**REQUIREMENT**
Report how many lines in the records below contain the word "bocsátás". Give only the number.

**GIVEN DATA**
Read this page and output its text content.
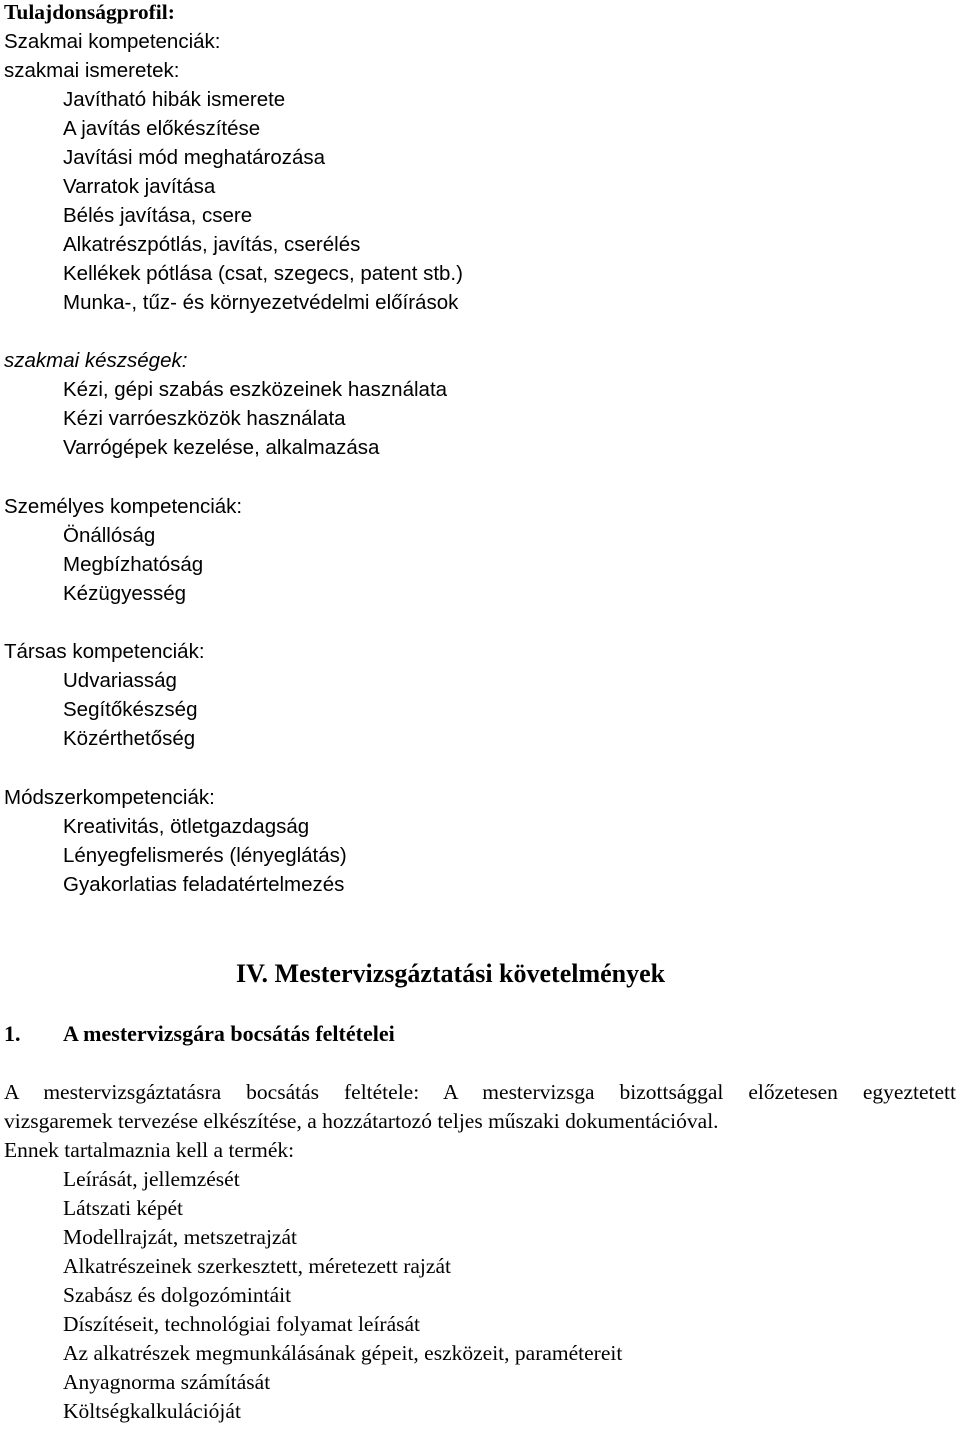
Tulajdonságprofil:
Szakmai kompetenciák:
szakmai ismeretek:
Javítható hibák ismerete
A javítás előkészítése
Javítási mód meghatározása
Varratok javítása
Bélés javítása, csere
Alkatrészpótlás, javítás, cserélés
Kellékek pótlása (csat, szegecs, patent stb.)
Munka-, tűz- és környezetvédelmi előírások
szakmai készségek:
Kézi, gépi szabás eszközeinek használata
Kézi varróeszközök használata
Varrógépek kezelése, alkalmazása
Személyes kompetenciák:
Önállóság
Megbízhatóság
Kézügyesség
Társas kompetenciák:
Udvariasság
Segítőkészség
Közérthetőség
Módszerkompetenciák:
Kreativitás, ötletgazdagság
Lényegfelismerés (lényeglátás)
Gyakorlatias feladatértelmezés
IV. Mestervizsgáztatási követelmények
1. A mestervizsgára bocsátás feltételei
A mestervizsgáztatásra bocsátás feltétele: A mestervizsga bizottsággal előzetesen egyeztetett
vizsgaremek tervezése elkészítése, a hozzátartozó teljes műszaki dokumentációval.
Ennek tartalmaznia kell a termék:
Leírását, jellemzését
Látszati képét
Modellrajzát, metszetrajzát
Alkatrészeinek szerkesztett, méretezett rajzát
Szabász és dolgozómintáit
Díszítéseit, technológiai folyamat leírását
Az alkatrészek megmunkálásának gépeit, eszközeit, paramétereit
Anyagnorma számítását
Költségkalkulációját
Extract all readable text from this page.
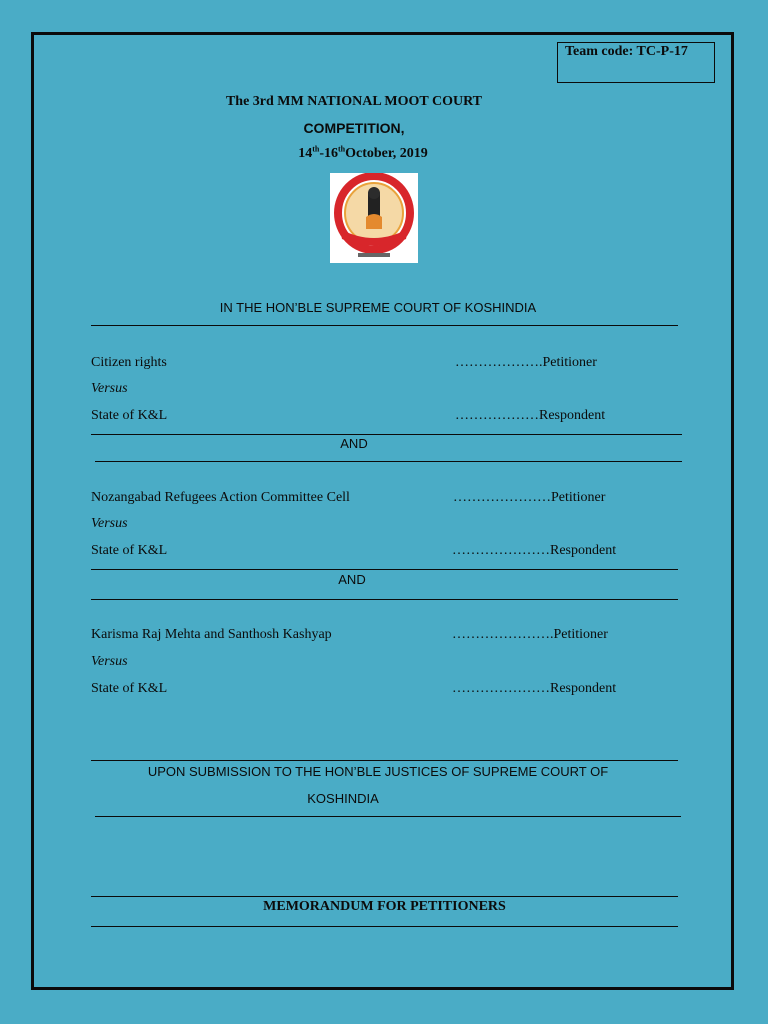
Team code: TC-P-17
The 3rd MM NATIONAL MOOT COURT
COMPETITION,
14th-16thOctober, 2019
IN THE HON’BLE SUPREME COURT OF KOSHINDIA
Citizen rights	……………….Petitioner
Versus
State of K&L	………………Respondent
AND
Nozangabad Refugees Action Committee Cell	…………………Petitioner
Versus
State of K&L	…………………Respondent
AND
Karisma Raj Mehta and Santhosh Kashyap	………………….Petitioner
Versus
State of K&L	…………………Respondent
UPON SUBMISSION TO THE HON’BLE JUSTICES OF SUPREME COURT OF
KOSHINDIA
MEMORANDUM FOR PETITIONERS
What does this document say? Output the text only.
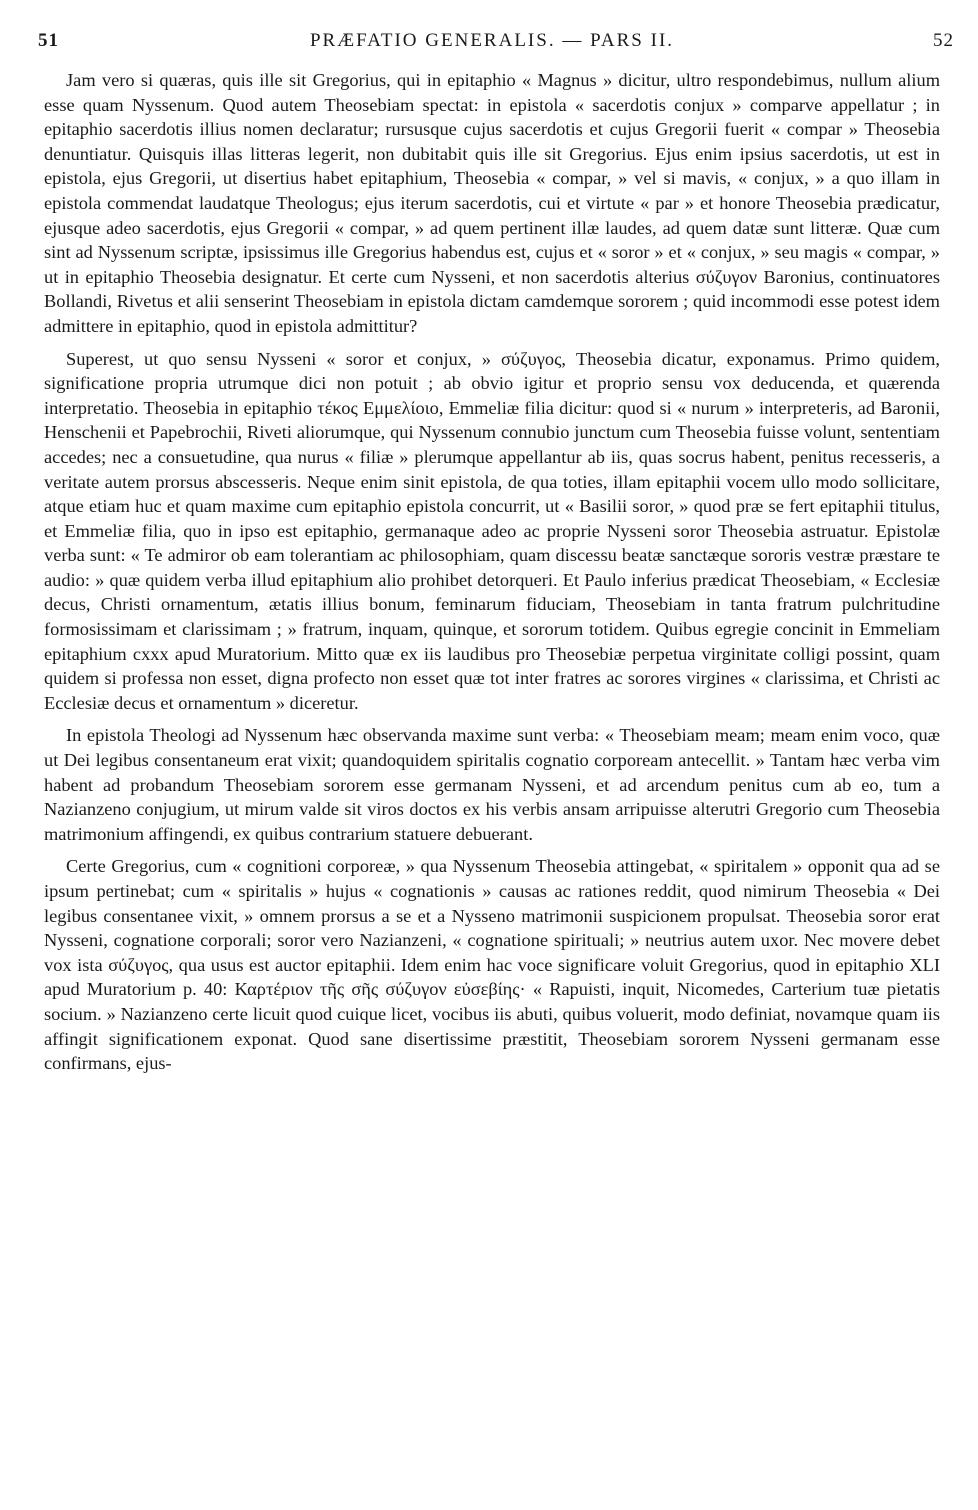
51	PRÆFATIO GENERALIS. — PARS II.	52

Jam vero si quæras, quis ille sit Gregorius, qui in epitaphio « Magnus » dicitur, ultro respondebimus, nullum alium esse quam Nyssenum. Quod autem Theosebiam spectat: in epistola « sacerdotis conjux » comparve appellatur ; in epitaphio sacerdotis illius nomen declaratur; rursusque cujus sacerdotis et cujus Gregorii fuerit « compar » Theosebia denuntiatur. Quisquis illas litteras legerit, non dubitabit quis ille sit Gregorius. Ejus enim ipsius sacerdotis, ut est in epistola, ejus Gregorii, ut disertius habet epitaphium, Theosebia « compar, » vel si mavis, « conjux, » a quo illam in epistola commendat laudatque Theologus; ejus iterum sacerdotis, cui et virtute « par » et honore Theosebia prædicatur, ejusque adeo sacerdotis, ejus Gregorii « compar, » ad quem pertinent illæ laudes, ad quem datæ sunt litteræ. Quæ cum sint ad Nyssenum scriptæ, ipsissimus ille Gregorius habendus est, cujus et « soror » et « conjux, » seu magis « compar, » ut in epitaphio Theosebia designatur. Et certe cum Nysseni, et non sacerdotis alterius σύζυγον Baronius, continuatores Bollandi, Rivetus et alii senserint Theosebiam in epistola dictam camdemque sororem ; quid incommodi esse potest idem admittere in epitaphio, quod in epistola admittitur?

Superest, ut quo sensu Nysseni « soror et conjux, » σύζυγος, Theosebia dicatur, exponamus. Primo quidem, significatione propria utrumque dici non potuit ; ab obvio igitur et proprio sensu vox deducenda, et quærenda interpretatio. Theosebia in epitaphio τέκος Εμμελίοιο, Emmeliæ filia dicitur: quod si « nurum » interpreteris, ad Baronii, Henschenii et Papebrochii, Riveti aliorumque, qui Nyssenum connubio junctum cum Theosebia fuisse volunt, sententiam accedes; nec a consuetudine, qua nurus « filiæ » plerumque appellantur ab iis, quas socrus habent, penitus recesseris, a veritate autem prorsus abscesseris. Neque enim sinit epistola, de qua toties, illam epitaphii vocem ullo modo sollicitare, atque etiam huc et quam maxime cum epitaphio epistola concurrit, ut « Basilii soror, » quod præ se fert epitaphii titulus, et Emmeliæ filia, quo in ipso est epitaphio, germanaque adeo ac proprie Nysseni soror Theosebia astruatur. Epistolæ verba sunt: « Te admiror ob eam tolerantiam ac philosophiam, quam discessu beatæ sanctæque sororis vestræ præstare te audio: » quæ quidem verba illud epitaphium alio prohibet detorqueri. Et Paulo inferius prædicat Theosebiam, « Ecclesiæ decus, Christi ornamentum, ætatis illius bonum, feminarum fiduciam, Theosebiam in tanta fratrum pulchritudine formosissimam et clarissimam ; » fratrum, inquam, quinque, et sororum totidem. Quibus egregie concinit in Emmeliam epitaphium cxxx apud Muratorium. Mitto quæ ex iis laudibus pro Theosebiæ perpetua virginitate colligi possint, quam quidem si professa non esset, digna profecto non esset quæ tot inter fratres ac sorores virgines « clarissima, et Christi ac Ecclesiæ decus et ornamentum » diceretur.

In epistola Theologi ad Nyssenum hæc observanda maxime sunt verba: « Theosebiam meam; meam enim voco, quæ ut Dei legibus consentaneum erat vixit; quandoquidem spiritalis cognatio corpoream antecellit. » Tantam hæc verba vim habent ad probandum Theosebiam sororem esse germanam Nysseni, et ad arcendum penitus cum ab eo, tum a Nazianzeno conjugium, ut mirum valde sit viros doctos ex his verbis ansam arripuisse alterutri Gregorio cum Theosebia matrimonium affingendi, ex quibus contrarium statuere debuerant.

Certe Gregorius, cum « cognitioni corporeæ, » qua Nyssenum Theosebia attingebat, « spiritalem » opponit qua ad se ipsum pertinebat; cum « spiritalis » hujus « cognationis » causas ac rationes reddit, quod nimirum Theosebia « Dei legibus consentanee vixit, » omnem prorsus a se et a Nysseno matrimonii suspicionem propulsat. Theosebia soror erat Nysseni, cognatione corporali; soror vero Nazianzeni, « cognatione spirituali; » neutrius autem uxor. Nec movere debet vox ista σύζυγος, qua usus est auctor epitaphii. Idem enim hac voce significare voluit Gregorius, quod in epitaphio XLI apud Muratorium p. 40: Καρτέριον τῆς σῆς σύζυγον εὐσεβίης· « Rapuisti, inquit, Nicomedes, Carterium tuæ pietatis socium. » Nazianzeno certe licuit quod cuique licet, vocibus iis abuti, quibus voluerit, modo definiat, novamque quam iis affingit significationem exponat. Quod sane disertissime præstitit, Theosebiam sororem Nysseni germanam esse confirmans, ejus-
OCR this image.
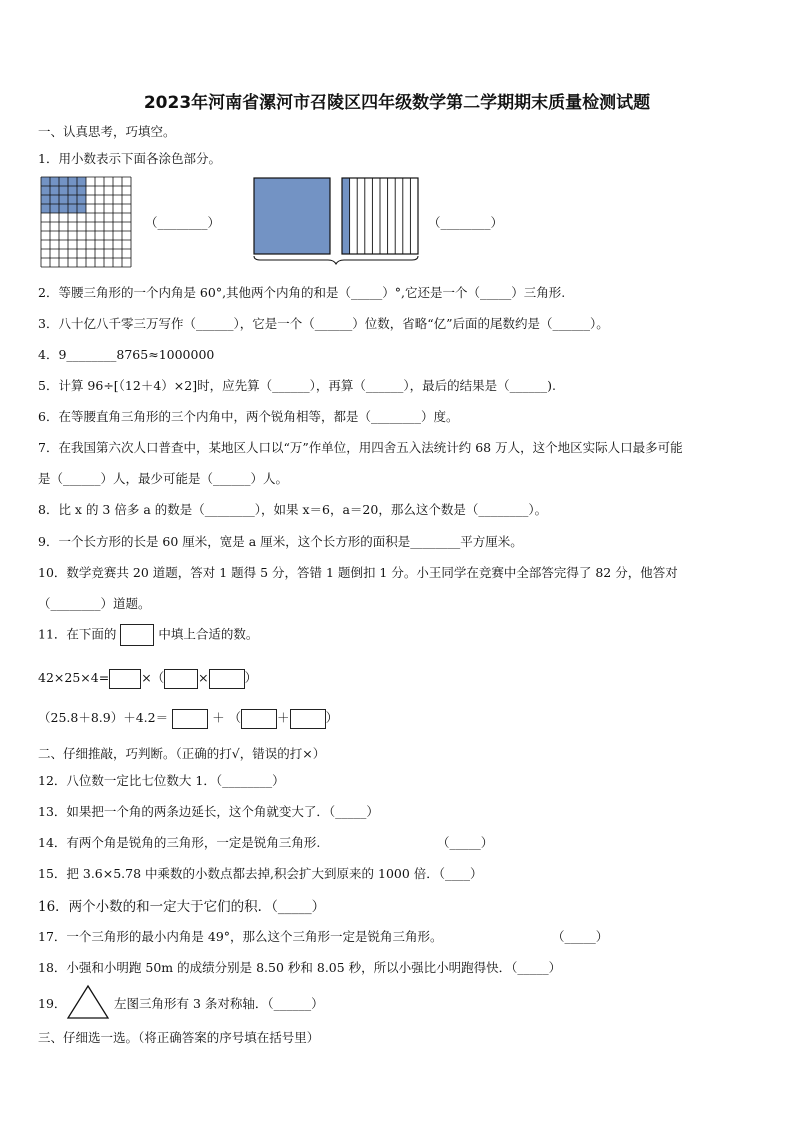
2023年河南省漯河市召陵区四年级数学第二学期期末质量检测试题
一、认真思考，巧填空。
1．用小数表示下面各涂色部分。
（________）	（________）
2．等腰三角形的一个内角是 60°,其他两个内角的和是（_____）°,它还是一个（_____）三角形.
3．八十亿八千零三万写作（______），它是一个（______）位数，省略“亿”后面的尾数约是（______）。
4．9________8765≈1000000
5．计算 96÷[（12＋4）×2]时，应先算（______），再算（______），最后的结果是（______).
6．在等腰直角三角形的三个内角中，两个锐角相等，都是（________）度。
7．在我国第六次人口普查中，某地区人口以“万”作单位，用四舍五入法统计约 68 万人，这个地区实际人口最多可能
是（______）人，最少可能是（______）人。
8．比 x 的 3 倍多 a 的数是（________），如果 x＝6，a＝20，那么这个数是（________）。
9．一个长方形的长是 60 厘米，宽是 a 厘米，这个长方形的面积是________平方厘米。
10．数学竞赛共 20 道题，答对 1 题得 5 分，答错 1 题倒扣 1 分。小王同学在竞赛中全部答完得了 82 分，他答对
（________）道题。
11．在下面的	中填上合适的数。
42×25×4=	×（	×	）
（25.8＋8.9）＋4.2＝	＋ （	＋	）
二、仔细推敲，巧判断。（正确的打√，错误的打×）
12．八位数一定比七位数大 1．（________）
13．如果把一个角的两条边延长，这个角就变大了．（_____）
14．有两个角是锐角的三角形，一定是锐角三角形.	（_____）
15．把 3.6×5.78 中乘数的小数点都去掉,积会扩大到原来的 1000 倍．（____）
16．两个小数的和一定大于它们的积．（_____）
17．一个三角形的最小内角是 49°，那么这个三角形一定是锐角三角形。	（_____）
18．小强和小明跑 50m 的成绩分别是 8.50 秒和 8.05 秒，所以小强比小明跑得快．（_____）
19．	左图三角形有 3 条对称轴．（______）
三、仔细选一选。（将正确答案的序号填在括号里）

**WRITTEN RESPONSE**
2